_Rows_.
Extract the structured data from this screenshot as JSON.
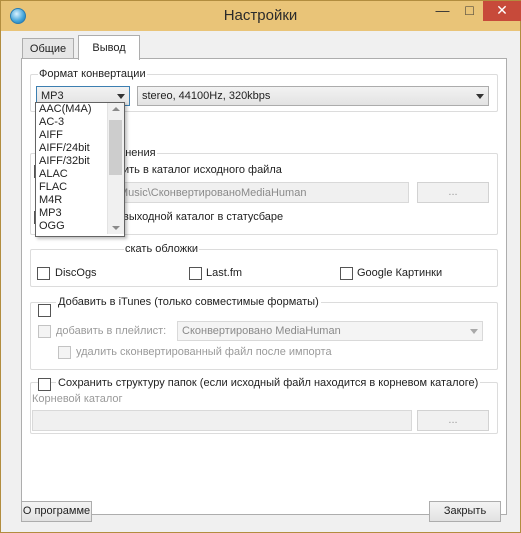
{
  "window": {
    "title": "Настройки",
    "minimize": "—",
    "maximize": "□",
    "close": "✕"
  },
  "tabs": [
    {
      "label": "Общие"
    },
    {
      "label": "Вывод"
    }
  ],
  "format": {
    "group_label": "Формат конвертации",
    "selected": "MP3",
    "quality": "stereo, 44100Hz, 320kbps",
    "options": [
      "AAC(M4A)",
      "AC-3",
      "AIFF",
      "AIFF/24bit",
      "AIFF/32bit",
      "ALAC",
      "FLAC",
      "M4R",
      "MP3",
      "OGG"
    ]
  },
  "save": {
    "group_label_partial": "ранения",
    "source_folder_partial": "ить в каталог исходного файла",
    "path_partial": "Music\\СконвертированоMediaHuman",
    "browse": "...",
    "statusbar_partial": "выходной каталог в статусбаре"
  },
  "covers": {
    "group_label_partial": "скать обложки",
    "discogs": "DiscOgs",
    "lastfm": "Last.fm",
    "google": "Google Картинки"
  },
  "itunes": {
    "add_label": "Добавить в iTunes (только совместимые форматы)",
    "playlist_label": "добавить в плейлист:",
    "playlist_value": "Сконвертировано MediaHuman",
    "delete_label": "удалить сконвертированный файл после импорта"
  },
  "structure": {
    "keep_label": "Сохранить структуру папок (если исходный файл находится в корневом каталоге)",
    "root_label": "Корневой каталог",
    "root_value": "",
    "browse": "..."
  },
  "footer": {
    "about": "О программе",
    "close": "Закрыть"
  }
}
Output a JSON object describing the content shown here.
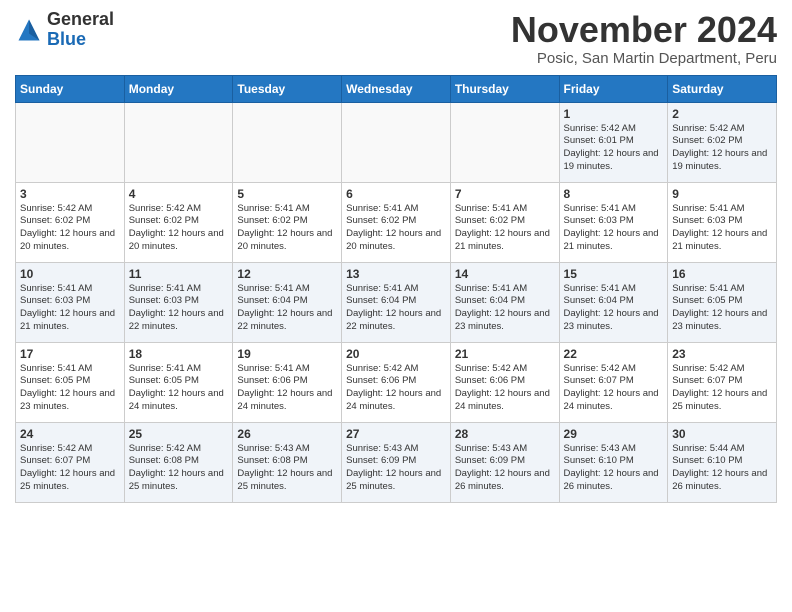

_Stated task_. Reproduce the listing above exactly, excluding all pictures.

_Reply to the exercise_.
Extract the structured data from this screenshot as JSON.
{
  "window": {
    "title": "Настройки",
    "minimize": "—",
    "maximize": "□",
    "close": "✕"
  },
  "tabs": [
    {
      "label": "Общие"
    },
    {
      "label": "Вывод"
    }
  ],
  "format": {
    "group_label": "Формат конвертации",
    "selected": "MP3",
    "quality": "stereo, 44100Hz, 320kbps",
    "options": [
      "AAC(M4A)",
      "AC-3",
      "AIFF",
      "AIFF/24bit",
      "AIFF/32bit",
      "ALAC",
      "FLAC",
      "M4R",
      "MP3",
      "OGG"
    ]
  },
  "save": {
    "group_label_partial": "ранения",
    "source_folder_partial": "ить в каталог исходного файла",
    "path_partial": "Music\\СконвертированоMediaHuman",
    "browse": "...",
    "statusbar_partial": "выходной каталог в статусбаре"
  },
  "covers": {
    "group_label_partial": "скать обложки",
    "discogs": "DiscOgs",
    "lastfm": "Last.fm",
    "google": "Google Картинки"
  },
  "itunes": {
    "add_label": "Добавить в iTunes (только совместимые форматы)",
    "playlist_label": "добавить в плейлист:",
    "playlist_value": "Сконвертировано MediaHuman",
    "delete_label": "удалить сконвертированный файл после импорта"
  },
  "structure": {
    "keep_label": "Сохранить структуру папок (если исходный файл находится в корневом каталоге)",
    "root_label": "Корневой каталог",
    "root_value": "",
    "browse": "..."
  },
  "footer": {
    "about": "О программе",
    "close": "Закрыть"
  }
}
Output a JSON object describing the content shown here.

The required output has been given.